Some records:
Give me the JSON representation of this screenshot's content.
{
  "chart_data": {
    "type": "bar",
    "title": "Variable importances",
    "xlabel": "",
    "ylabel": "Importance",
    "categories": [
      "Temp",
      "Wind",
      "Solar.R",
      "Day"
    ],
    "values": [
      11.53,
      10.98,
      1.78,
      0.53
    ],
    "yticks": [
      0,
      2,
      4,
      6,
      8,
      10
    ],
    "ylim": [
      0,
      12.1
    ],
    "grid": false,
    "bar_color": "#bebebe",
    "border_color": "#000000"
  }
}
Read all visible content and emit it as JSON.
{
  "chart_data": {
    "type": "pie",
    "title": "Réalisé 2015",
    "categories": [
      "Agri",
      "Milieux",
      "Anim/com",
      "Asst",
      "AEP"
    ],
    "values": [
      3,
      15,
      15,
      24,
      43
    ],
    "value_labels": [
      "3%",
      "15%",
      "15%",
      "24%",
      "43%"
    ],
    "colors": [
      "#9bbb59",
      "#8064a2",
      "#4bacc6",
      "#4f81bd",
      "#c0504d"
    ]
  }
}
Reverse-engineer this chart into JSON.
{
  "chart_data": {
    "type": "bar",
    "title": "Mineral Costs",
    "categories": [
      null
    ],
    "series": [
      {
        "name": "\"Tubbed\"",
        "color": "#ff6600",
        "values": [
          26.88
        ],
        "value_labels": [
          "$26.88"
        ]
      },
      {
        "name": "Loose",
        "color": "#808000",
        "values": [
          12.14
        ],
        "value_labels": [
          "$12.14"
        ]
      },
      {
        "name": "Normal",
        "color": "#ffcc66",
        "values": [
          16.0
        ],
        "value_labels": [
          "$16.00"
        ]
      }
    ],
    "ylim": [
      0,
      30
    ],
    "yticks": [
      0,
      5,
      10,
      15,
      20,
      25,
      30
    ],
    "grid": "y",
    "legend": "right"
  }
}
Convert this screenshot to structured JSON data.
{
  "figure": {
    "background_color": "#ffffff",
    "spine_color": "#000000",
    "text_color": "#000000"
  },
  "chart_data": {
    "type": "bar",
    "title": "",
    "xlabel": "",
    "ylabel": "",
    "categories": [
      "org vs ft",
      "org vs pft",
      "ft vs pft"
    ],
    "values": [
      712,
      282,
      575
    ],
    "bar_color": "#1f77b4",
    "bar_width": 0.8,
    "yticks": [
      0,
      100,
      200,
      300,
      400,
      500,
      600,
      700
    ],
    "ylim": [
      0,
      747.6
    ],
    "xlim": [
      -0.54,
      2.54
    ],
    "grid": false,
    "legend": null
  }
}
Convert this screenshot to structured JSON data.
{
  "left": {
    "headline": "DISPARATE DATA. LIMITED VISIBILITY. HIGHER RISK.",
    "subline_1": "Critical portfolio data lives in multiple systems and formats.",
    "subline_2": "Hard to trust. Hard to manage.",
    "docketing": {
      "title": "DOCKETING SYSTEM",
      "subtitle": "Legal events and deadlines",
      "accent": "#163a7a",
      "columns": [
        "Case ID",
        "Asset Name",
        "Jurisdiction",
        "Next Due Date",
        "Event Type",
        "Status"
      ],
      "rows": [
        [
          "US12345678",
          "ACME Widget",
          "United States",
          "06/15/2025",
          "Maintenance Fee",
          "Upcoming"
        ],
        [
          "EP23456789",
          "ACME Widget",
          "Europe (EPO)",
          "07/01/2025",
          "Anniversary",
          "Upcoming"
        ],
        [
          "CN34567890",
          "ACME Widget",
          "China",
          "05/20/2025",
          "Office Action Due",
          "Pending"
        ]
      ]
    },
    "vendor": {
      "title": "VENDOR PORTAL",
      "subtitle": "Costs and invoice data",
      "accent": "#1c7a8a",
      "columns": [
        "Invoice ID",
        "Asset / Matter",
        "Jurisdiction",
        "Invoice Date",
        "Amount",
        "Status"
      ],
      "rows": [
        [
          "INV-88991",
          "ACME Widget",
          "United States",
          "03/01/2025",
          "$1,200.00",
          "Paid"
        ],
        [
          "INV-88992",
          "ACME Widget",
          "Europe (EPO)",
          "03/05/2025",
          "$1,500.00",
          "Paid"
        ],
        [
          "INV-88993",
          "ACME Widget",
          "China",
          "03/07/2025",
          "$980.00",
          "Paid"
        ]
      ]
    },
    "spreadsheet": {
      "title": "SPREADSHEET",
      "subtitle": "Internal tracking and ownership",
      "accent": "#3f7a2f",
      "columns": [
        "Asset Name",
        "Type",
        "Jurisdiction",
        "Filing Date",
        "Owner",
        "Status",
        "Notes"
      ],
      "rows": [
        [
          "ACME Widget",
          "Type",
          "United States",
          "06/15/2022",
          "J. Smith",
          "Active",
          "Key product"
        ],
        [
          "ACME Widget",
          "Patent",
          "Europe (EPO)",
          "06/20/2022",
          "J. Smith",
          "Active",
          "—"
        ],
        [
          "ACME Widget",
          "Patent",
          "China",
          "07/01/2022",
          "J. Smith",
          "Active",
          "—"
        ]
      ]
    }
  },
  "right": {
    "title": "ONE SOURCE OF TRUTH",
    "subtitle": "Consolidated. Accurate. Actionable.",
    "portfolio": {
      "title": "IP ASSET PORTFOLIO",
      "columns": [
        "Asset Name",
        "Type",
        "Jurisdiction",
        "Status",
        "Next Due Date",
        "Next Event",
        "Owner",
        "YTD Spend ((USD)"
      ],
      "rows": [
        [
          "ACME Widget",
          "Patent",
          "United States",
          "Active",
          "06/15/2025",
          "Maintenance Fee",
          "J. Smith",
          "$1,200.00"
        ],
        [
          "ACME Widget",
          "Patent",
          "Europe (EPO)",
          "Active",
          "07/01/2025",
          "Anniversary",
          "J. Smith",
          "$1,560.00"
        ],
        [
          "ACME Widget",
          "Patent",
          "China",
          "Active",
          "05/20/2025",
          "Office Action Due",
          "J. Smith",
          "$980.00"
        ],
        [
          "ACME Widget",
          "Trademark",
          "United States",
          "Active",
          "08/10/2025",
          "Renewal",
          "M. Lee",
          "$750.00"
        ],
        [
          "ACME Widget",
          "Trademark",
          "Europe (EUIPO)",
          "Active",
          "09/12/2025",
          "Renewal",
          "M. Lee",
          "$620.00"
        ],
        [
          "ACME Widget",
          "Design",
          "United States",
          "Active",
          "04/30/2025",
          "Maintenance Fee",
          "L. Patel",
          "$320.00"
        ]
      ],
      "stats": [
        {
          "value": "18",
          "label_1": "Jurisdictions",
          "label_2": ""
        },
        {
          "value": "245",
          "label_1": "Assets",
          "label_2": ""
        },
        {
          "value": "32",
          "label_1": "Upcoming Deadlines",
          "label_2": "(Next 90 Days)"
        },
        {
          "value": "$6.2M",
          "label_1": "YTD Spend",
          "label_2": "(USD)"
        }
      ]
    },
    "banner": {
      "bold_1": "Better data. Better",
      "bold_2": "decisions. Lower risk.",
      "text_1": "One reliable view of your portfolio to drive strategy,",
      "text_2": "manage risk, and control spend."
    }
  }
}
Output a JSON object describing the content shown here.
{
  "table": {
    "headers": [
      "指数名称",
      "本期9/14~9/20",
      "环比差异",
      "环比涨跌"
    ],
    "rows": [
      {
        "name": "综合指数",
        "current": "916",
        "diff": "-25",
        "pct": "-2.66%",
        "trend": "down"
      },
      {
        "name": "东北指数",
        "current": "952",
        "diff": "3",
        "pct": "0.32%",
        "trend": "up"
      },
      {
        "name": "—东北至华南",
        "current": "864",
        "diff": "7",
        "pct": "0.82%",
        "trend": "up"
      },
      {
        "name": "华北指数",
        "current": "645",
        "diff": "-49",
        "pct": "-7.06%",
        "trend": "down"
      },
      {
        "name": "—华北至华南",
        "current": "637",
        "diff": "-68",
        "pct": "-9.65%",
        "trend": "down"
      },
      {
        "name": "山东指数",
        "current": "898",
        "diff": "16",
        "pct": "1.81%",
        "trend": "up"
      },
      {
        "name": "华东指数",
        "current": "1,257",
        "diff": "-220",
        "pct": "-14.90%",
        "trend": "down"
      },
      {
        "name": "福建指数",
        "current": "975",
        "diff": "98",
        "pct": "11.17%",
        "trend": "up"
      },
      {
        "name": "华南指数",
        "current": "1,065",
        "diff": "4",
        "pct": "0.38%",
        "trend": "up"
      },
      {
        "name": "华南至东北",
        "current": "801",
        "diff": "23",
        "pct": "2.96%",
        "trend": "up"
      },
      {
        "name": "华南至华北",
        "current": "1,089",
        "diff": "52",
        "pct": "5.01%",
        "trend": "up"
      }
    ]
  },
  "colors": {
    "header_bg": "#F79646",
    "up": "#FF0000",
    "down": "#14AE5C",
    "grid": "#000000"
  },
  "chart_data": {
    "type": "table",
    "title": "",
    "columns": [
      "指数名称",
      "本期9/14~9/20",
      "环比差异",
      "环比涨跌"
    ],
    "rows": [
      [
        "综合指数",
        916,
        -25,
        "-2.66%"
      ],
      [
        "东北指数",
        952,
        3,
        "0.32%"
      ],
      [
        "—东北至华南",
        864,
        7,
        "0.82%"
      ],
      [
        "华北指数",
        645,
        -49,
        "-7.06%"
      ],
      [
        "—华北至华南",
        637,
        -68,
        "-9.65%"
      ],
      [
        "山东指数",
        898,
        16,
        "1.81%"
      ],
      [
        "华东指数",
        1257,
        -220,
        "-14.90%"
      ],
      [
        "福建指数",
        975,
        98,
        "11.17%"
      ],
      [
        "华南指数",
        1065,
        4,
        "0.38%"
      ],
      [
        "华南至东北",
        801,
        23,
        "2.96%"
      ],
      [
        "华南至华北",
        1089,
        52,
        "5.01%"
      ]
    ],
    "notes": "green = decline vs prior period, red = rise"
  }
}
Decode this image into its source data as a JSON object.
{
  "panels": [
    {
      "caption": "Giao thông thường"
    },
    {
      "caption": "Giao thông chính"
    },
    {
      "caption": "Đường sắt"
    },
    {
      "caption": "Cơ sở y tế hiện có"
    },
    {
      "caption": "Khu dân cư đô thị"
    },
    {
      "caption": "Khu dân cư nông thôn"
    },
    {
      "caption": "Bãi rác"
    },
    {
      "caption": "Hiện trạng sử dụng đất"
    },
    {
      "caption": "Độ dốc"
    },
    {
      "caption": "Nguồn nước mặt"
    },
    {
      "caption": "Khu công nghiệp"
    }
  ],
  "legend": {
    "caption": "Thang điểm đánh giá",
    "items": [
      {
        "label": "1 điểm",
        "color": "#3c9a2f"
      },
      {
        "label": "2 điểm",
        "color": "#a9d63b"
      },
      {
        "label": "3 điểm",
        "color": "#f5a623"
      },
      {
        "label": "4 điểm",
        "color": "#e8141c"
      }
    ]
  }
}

Given exercise -
Find the word "current" in the data and show each line that holds it.

Solution -
        "current": "916",
        "current": "952",
        "current": "864",
        "current": "645",
        "current": "637",
        "current": "898",
        "current": "1,257",
        "current": "975",
        "current": "1,065",
        "current": "801",
        "current": "1,089",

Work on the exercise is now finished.